Excerpt from a dataset:
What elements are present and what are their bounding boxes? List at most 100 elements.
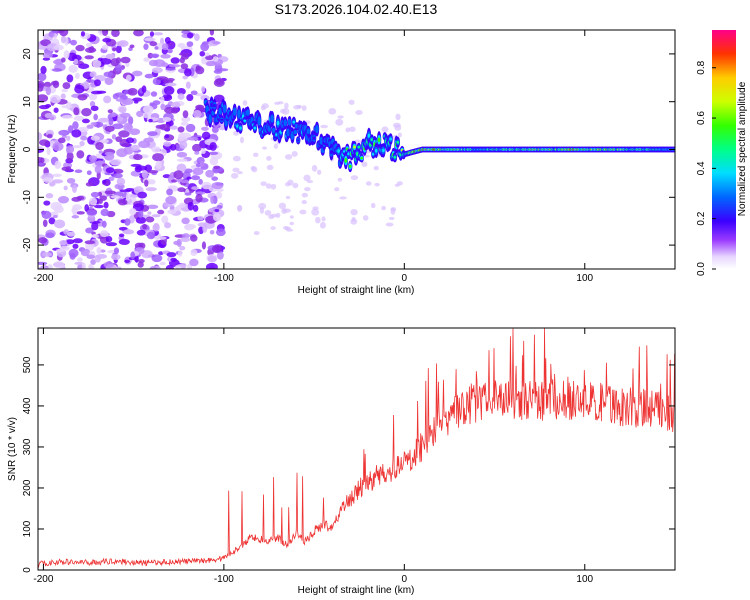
- noise-blob: [57, 196, 70, 204]
- noise-blob: [83, 80, 89, 88]
- noise-blob: [93, 113, 98, 121]
- noise-blob: [185, 123, 196, 133]
- snr-y-label: SNR (10 * v/v): [7, 417, 18, 481]
- noise-blob: [184, 168, 193, 174]
- noise-blob: [125, 74, 132, 82]
- noise-blob: [177, 250, 183, 257]
- snr-x-tick-label: -100: [214, 574, 234, 585]
- noise-blob: [181, 217, 190, 225]
- noise-blob: [94, 165, 102, 174]
- spectrogram-x-tick-label: 100: [576, 273, 593, 284]
- noise-blob: [107, 109, 113, 114]
- colorbar-tick-label: 0.4: [696, 161, 707, 175]
- noise-blob: [153, 59, 166, 67]
- faint-blob: [284, 102, 289, 110]
- noise-blob: [40, 65, 47, 74]
- snr-y-tick-label: 100: [22, 520, 33, 537]
- noise-blob: [130, 163, 142, 167]
- noise-blob: [164, 222, 172, 229]
- noise-blob: [184, 192, 192, 196]
- ridge-core: [293, 131, 297, 134]
- chart-title: S173.2026.104.02.40.E13: [275, 1, 438, 17]
- noise-blob: [161, 43, 169, 51]
- noise-blob: [90, 259, 96, 265]
- spectrogram-y-tick-label: -10: [22, 190, 33, 205]
- noise-blob: [170, 257, 177, 263]
- noise-blob: [60, 93, 66, 100]
- noise-blob: [137, 261, 144, 268]
- faint-blob: [281, 108, 290, 115]
- snr-axes: -200 -100 0 100 0 100 200 300 400 500: [22, 328, 675, 585]
- noise-blob: [196, 136, 202, 141]
- noise-blob: [110, 195, 120, 199]
- noise-blob: [101, 220, 107, 228]
- noise-blob: [115, 41, 126, 47]
- noise-blob: [38, 104, 50, 110]
- noise-blob: [103, 261, 114, 268]
- noise-blob: [54, 160, 62, 169]
- noise-blob: [80, 135, 88, 141]
- noise-blob: [155, 124, 166, 129]
- noise-blob: [90, 105, 99, 112]
- ridge-core: [205, 107, 209, 112]
- noise-blob: [167, 48, 173, 54]
- faint-blob: [301, 105, 307, 111]
- faint-blob: [350, 218, 358, 225]
- noise-blob: [168, 64, 181, 68]
- noise-blob: [104, 190, 116, 195]
- noise-blob: [125, 137, 135, 144]
- noise-blob: [66, 74, 74, 83]
- noise-blob: [211, 182, 224, 190]
- noise-blob: [190, 90, 198, 96]
- noise-blob: [72, 204, 82, 211]
- faint-blob: [270, 183, 277, 190]
- noise-blob: [186, 32, 194, 39]
- noise-blob: [42, 57, 51, 61]
- noise-blob: [176, 88, 186, 95]
- spectrogram-heatmap: [38, 30, 675, 269]
- noise-blob: [48, 33, 55, 38]
- noise-blob: [178, 52, 190, 56]
- noise-blob: [73, 107, 80, 116]
- faint-blob: [397, 132, 402, 138]
- noise-blob: [102, 37, 112, 43]
- ridge-core: [344, 158, 348, 163]
- noise-blob: [90, 122, 97, 126]
- noise-blob: [70, 39, 77, 46]
- noise-blob: [89, 71, 97, 78]
- noise-blob: [66, 239, 75, 245]
- noise-blob: [61, 166, 70, 171]
- faint-blob: [258, 202, 267, 210]
- noise-blob: [166, 252, 177, 258]
- noise-blob: [191, 186, 199, 190]
- faint-blob: [230, 172, 239, 179]
- noise-blob: [177, 187, 186, 193]
- noise-blob: [157, 236, 167, 240]
- ridge-core: [295, 125, 299, 128]
- noise-blob: [115, 136, 123, 143]
- noise-blob: [100, 208, 110, 217]
- noise-blob: [180, 63, 189, 70]
- snr-y-tick-label: 500: [22, 356, 33, 373]
- noise-blob: [116, 266, 122, 269]
- noise-blob: [206, 60, 218, 67]
- noise-blob: [148, 118, 153, 123]
- noise-blob: [46, 147, 51, 156]
- noise-blob: [46, 134, 53, 139]
- noise-blob: [104, 125, 115, 132]
- noise-blob: [199, 160, 205, 167]
- faint-blob: [381, 205, 386, 211]
- ridge-core: [211, 111, 215, 115]
- faint-blob: [277, 101, 284, 105]
- faint-blob: [284, 154, 293, 160]
- noise-blob: [94, 204, 104, 209]
- noise-blob: [97, 57, 104, 61]
- ridge-core: [270, 116, 274, 121]
- noise-blob: [137, 191, 148, 199]
- faint-blob: [270, 226, 276, 230]
- noise-blob: [173, 240, 181, 246]
- noise-blob: [165, 67, 176, 71]
- noise-blob: [85, 227, 94, 234]
- noise-blob: [85, 79, 96, 83]
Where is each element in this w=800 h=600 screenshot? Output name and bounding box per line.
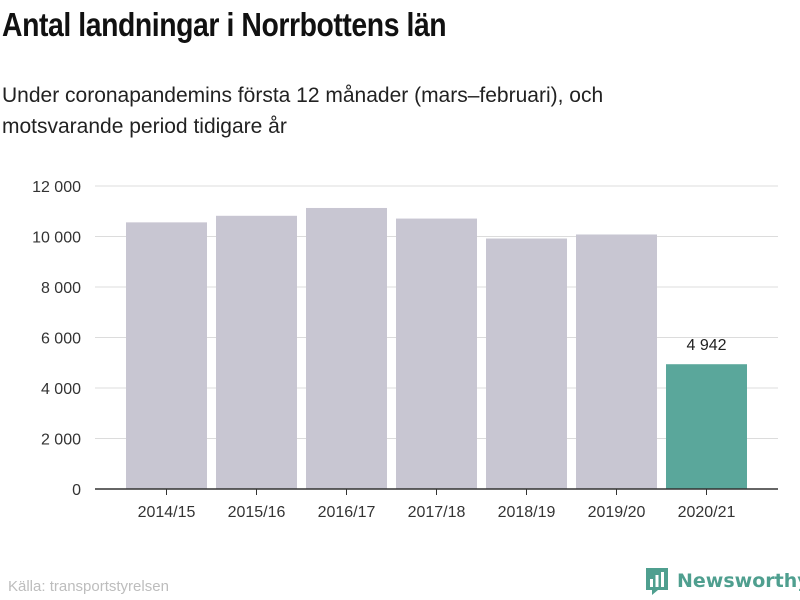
x-tick-label: 2014/15	[138, 504, 196, 521]
y-tick-label: 8 000	[41, 280, 81, 297]
y-tick-label: 10 000	[32, 230, 81, 247]
y-axis-ticks: 0 2 000 4 000 6 000 8 000 10 000 12 000	[32, 179, 81, 499]
y-tick-label: 12 000	[32, 179, 81, 196]
y-tick-label: 2 000	[41, 432, 81, 449]
source-note: Källa: transportstyrelsen	[8, 578, 169, 595]
chart-title: Antal landningar i Norrbottens län	[2, 6, 447, 43]
y-tick-label: 6 000	[41, 331, 81, 348]
bar	[306, 207, 387, 489]
y-tick-label: 0	[72, 482, 81, 499]
x-tick-label: 2016/17	[318, 504, 376, 521]
newsworthy-logo-icon	[646, 568, 668, 595]
x-tick-label: 2017/18	[408, 504, 466, 521]
bar	[396, 218, 477, 489]
brand-name: Newsworthy	[677, 570, 800, 592]
bars	[126, 207, 747, 490]
bar	[486, 238, 567, 489]
x-tick-label: 2020/21	[678, 504, 736, 521]
bar	[216, 215, 297, 490]
x-tick-label: 2019/20	[588, 504, 646, 521]
y-tick-label: 4 000	[41, 381, 81, 398]
x-tick-label: 2018/19	[498, 504, 556, 521]
x-axis-ticks: 2014/15 2015/16 2016/17 2017/18 2018/19 2019/…	[138, 489, 736, 521]
bar	[666, 364, 747, 489]
chart-subtitle: Under coronapandemins första 12 månader …	[2, 84, 604, 138]
data-labels: 4 942	[686, 337, 726, 354]
bar	[576, 234, 657, 489]
bar	[126, 222, 207, 490]
data-label: 4 942	[686, 337, 726, 354]
brand-logo: Newsworthy	[644, 566, 800, 596]
x-tick-label: 2015/16	[228, 504, 286, 521]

**Requirement:**
Edit the rows above so that every "noise-blob" reads "noise-spot", and keep everything else the same. Omit the pictures from your answer.

**Task answer:**
What elements are present and what are their bounding boxes? List at most 100 elements.
- noise-spot: [57, 196, 70, 204]
- noise-spot: [83, 80, 89, 88]
- noise-spot: [93, 113, 98, 121]
- noise-spot: [185, 123, 196, 133]
- snr-y-label: SNR (10 * v/v): [7, 417, 18, 481]
- noise-spot: [184, 168, 193, 174]
- noise-spot: [125, 74, 132, 82]
- noise-spot: [177, 250, 183, 257]
- snr-x-tick-label: -100: [214, 574, 234, 585]
- noise-spot: [181, 217, 190, 225]
- noise-spot: [94, 165, 102, 174]
- spectrogram-x-tick-label: 100: [576, 273, 593, 284]
- noise-spot: [107, 109, 113, 114]
- colorbar-tick-label: 0.4: [696, 161, 707, 175]
- noise-spot: [153, 59, 166, 67]
- faint-blob: [284, 102, 289, 110]
- noise-spot: [40, 65, 47, 74]
- snr-y-tick-label: 100: [22, 520, 33, 537]
- noise-spot: [130, 163, 142, 167]
- noise-spot: [164, 222, 172, 229]
- noise-spot: [184, 192, 192, 196]
- ridge-core: [293, 131, 297, 134]
- chart-title: S173.2026.104.02.40.E13: [275, 1, 438, 17]
- noise-spot: [161, 43, 169, 51]
- noise-spot: [90, 259, 96, 265]
- spectrogram-y-tick-label: -10: [22, 190, 33, 205]
- noise-spot: [170, 257, 177, 263]
- noise-spot: [60, 93, 66, 100]
- noise-spot: [137, 261, 144, 268]
- faint-blob: [281, 108, 290, 115]
- snr-axes: -200 -100 0 100 0 100 200 300 400 500: [22, 328, 675, 585]
- noise-spot: [196, 136, 202, 141]
- noise-spot: [110, 195, 120, 199]
- noise-spot: [101, 220, 107, 228]
- noise-spot: [115, 41, 126, 47]
- noise-spot: [38, 104, 50, 110]
- noise-spot: [103, 261, 114, 268]
- noise-spot: [54, 160, 62, 169]
- noise-spot: [80, 135, 88, 141]
- noise-spot: [155, 124, 166, 129]
- noise-spot: [90, 105, 99, 112]
- ridge-core: [205, 107, 209, 112]
- noise-spot: [167, 48, 173, 54]
- faint-blob: [301, 105, 307, 111]
- faint-blob: [350, 218, 358, 225]
- noise-spot: [168, 64, 181, 68]
- noise-spot: [104, 190, 116, 195]
- noise-spot: [125, 137, 135, 144]
- noise-spot: [66, 74, 74, 83]
- noise-spot: [211, 182, 224, 190]
- noise-spot: [190, 90, 198, 96]
- noise-spot: [72, 204, 82, 211]
- faint-blob: [270, 183, 277, 190]
- noise-spot: [186, 32, 194, 39]
- noise-spot: [42, 57, 51, 61]
- noise-spot: [176, 88, 186, 95]
- spectrogram-heatmap: [38, 30, 675, 269]
- noise-spot: [48, 33, 55, 38]
- noise-spot: [178, 52, 190, 56]
- noise-spot: [73, 107, 80, 116]
- faint-blob: [397, 132, 402, 138]
- noise-spot: [102, 37, 112, 43]
- ridge-core: [344, 158, 348, 163]
- noise-spot: [90, 122, 97, 126]
- noise-spot: [70, 39, 77, 46]
- noise-spot: [89, 71, 97, 78]
- noise-spot: [66, 239, 75, 245]
- noise-spot: [61, 166, 70, 171]
- faint-blob: [258, 202, 267, 210]
- noise-spot: [166, 252, 177, 258]
- noise-spot: [191, 186, 199, 190]
- faint-blob: [230, 172, 239, 179]
- noise-spot: [177, 187, 186, 193]
- noise-spot: [157, 236, 167, 240]
- ridge-core: [295, 125, 299, 128]
- noise-spot: [115, 136, 123, 143]
- noise-spot: [100, 208, 110, 217]
- noise-spot: [180, 63, 189, 70]
- snr-y-tick-label: 500: [22, 356, 33, 373]
- noise-spot: [116, 266, 122, 269]
- noise-spot: [206, 60, 218, 67]
- noise-spot: [148, 118, 153, 123]
- noise-spot: [46, 147, 51, 156]
- noise-spot: [46, 134, 53, 139]
- noise-spot: [104, 125, 115, 132]
- noise-spot: [199, 160, 205, 167]
- faint-blob: [381, 205, 386, 211]
- ridge-core: [211, 111, 215, 115]
- faint-blob: [277, 101, 284, 105]
- faint-blob: [284, 154, 293, 160]
- noise-spot: [94, 204, 104, 209]
- noise-spot: [97, 57, 104, 61]
- ridge-core: [270, 116, 274, 121]
- noise-spot: [137, 191, 148, 199]
- faint-blob: [270, 226, 276, 230]
- noise-spot: [173, 240, 181, 246]
- noise-spot: [165, 67, 176, 71]
- noise-spot: [85, 227, 94, 234]
- noise-spot: [85, 79, 96, 83]
Where is each element in this w=800 h=600 screenshot? Output name and bounding box per line.
x-tick-label: 2014/15	[138, 504, 196, 521]
y-tick-label: 8 000	[41, 280, 81, 297]
y-tick-label: 10 000	[32, 230, 81, 247]
y-axis-ticks: 0 2 000 4 000 6 000 8 000 10 000 12 000	[32, 179, 81, 499]
y-tick-label: 12 000	[32, 179, 81, 196]
y-tick-label: 2 000	[41, 432, 81, 449]
source-note: Källa: transportstyrelsen	[8, 578, 169, 595]
chart-title: Antal landningar i Norrbottens län	[2, 6, 447, 43]
y-tick-label: 6 000	[41, 331, 81, 348]
bar	[306, 207, 387, 489]
y-tick-label: 0	[72, 482, 81, 499]
x-tick-label: 2016/17	[318, 504, 376, 521]
newsworthy-logo-icon	[646, 568, 668, 595]
x-tick-label: 2017/18	[408, 504, 466, 521]
bar	[396, 218, 477, 489]
brand-name: Newsworthy	[677, 570, 800, 592]
bars	[126, 207, 747, 490]
bar	[486, 238, 567, 489]
x-tick-label: 2020/21	[678, 504, 736, 521]
bar	[216, 215, 297, 490]
x-tick-label: 2019/20	[588, 504, 646, 521]
y-tick-label: 4 000	[41, 381, 81, 398]
x-tick-label: 2018/19	[498, 504, 556, 521]
x-axis-ticks: 2014/15 2015/16 2016/17 2017/18 2018/19 2019/…	[138, 489, 736, 521]
bar	[666, 364, 747, 489]
chart-subtitle: Under coronapandemins första 12 månader …	[2, 84, 604, 138]
data-labels: 4 942	[686, 337, 726, 354]
bar	[576, 234, 657, 489]
bar	[126, 222, 207, 490]
data-label: 4 942	[686, 337, 726, 354]
brand-logo: Newsworthy	[644, 566, 800, 596]
x-tick-label: 2015/16	[228, 504, 286, 521]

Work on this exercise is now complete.